- **Goal**
List each line of the data that holds the word "document".

- **Material for the task**
====
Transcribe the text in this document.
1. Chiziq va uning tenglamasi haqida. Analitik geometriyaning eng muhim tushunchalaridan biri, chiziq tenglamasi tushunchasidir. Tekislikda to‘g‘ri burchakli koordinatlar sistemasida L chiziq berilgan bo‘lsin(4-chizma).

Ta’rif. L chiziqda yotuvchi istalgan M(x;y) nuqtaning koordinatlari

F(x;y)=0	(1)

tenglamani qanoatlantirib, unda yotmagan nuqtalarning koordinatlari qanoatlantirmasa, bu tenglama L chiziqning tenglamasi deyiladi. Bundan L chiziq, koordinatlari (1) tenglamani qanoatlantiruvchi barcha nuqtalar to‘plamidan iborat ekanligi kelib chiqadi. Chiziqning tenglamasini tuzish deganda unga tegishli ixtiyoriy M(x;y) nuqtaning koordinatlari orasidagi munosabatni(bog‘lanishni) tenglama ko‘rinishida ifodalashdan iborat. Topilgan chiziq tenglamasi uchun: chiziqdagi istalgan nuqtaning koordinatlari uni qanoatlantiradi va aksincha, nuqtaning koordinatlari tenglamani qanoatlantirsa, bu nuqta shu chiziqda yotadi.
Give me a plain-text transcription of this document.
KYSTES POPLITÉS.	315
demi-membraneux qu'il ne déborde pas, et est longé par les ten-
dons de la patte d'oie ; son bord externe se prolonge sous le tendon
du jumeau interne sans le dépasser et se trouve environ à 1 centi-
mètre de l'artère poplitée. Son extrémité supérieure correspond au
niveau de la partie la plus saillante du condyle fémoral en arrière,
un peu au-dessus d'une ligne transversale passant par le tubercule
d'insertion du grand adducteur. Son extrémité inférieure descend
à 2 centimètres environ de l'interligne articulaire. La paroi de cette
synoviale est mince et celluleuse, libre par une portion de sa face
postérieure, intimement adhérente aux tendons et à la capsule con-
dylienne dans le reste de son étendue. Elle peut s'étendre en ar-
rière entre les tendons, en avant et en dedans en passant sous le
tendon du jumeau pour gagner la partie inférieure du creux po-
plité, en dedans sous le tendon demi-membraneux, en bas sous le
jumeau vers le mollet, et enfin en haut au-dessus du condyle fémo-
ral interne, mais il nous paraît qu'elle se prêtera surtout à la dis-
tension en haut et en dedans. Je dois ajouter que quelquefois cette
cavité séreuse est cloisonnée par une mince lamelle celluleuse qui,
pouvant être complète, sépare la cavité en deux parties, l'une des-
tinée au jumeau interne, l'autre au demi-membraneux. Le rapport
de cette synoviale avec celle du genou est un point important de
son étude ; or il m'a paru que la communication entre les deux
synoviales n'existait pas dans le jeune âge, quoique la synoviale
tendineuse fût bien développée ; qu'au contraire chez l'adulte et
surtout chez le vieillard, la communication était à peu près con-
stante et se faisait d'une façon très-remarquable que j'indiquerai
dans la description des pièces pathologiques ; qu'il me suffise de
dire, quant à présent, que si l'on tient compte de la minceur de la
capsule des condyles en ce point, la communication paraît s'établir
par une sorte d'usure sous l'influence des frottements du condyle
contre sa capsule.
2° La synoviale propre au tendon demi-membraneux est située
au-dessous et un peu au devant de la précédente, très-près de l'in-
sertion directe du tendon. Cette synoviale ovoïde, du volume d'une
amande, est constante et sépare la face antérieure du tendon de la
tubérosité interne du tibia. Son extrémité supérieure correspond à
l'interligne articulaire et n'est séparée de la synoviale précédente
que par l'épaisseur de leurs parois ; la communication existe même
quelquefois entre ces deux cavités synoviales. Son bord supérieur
====
- **Result**
Transcribe the text in this document.
Give me a plain-text transcription of this document.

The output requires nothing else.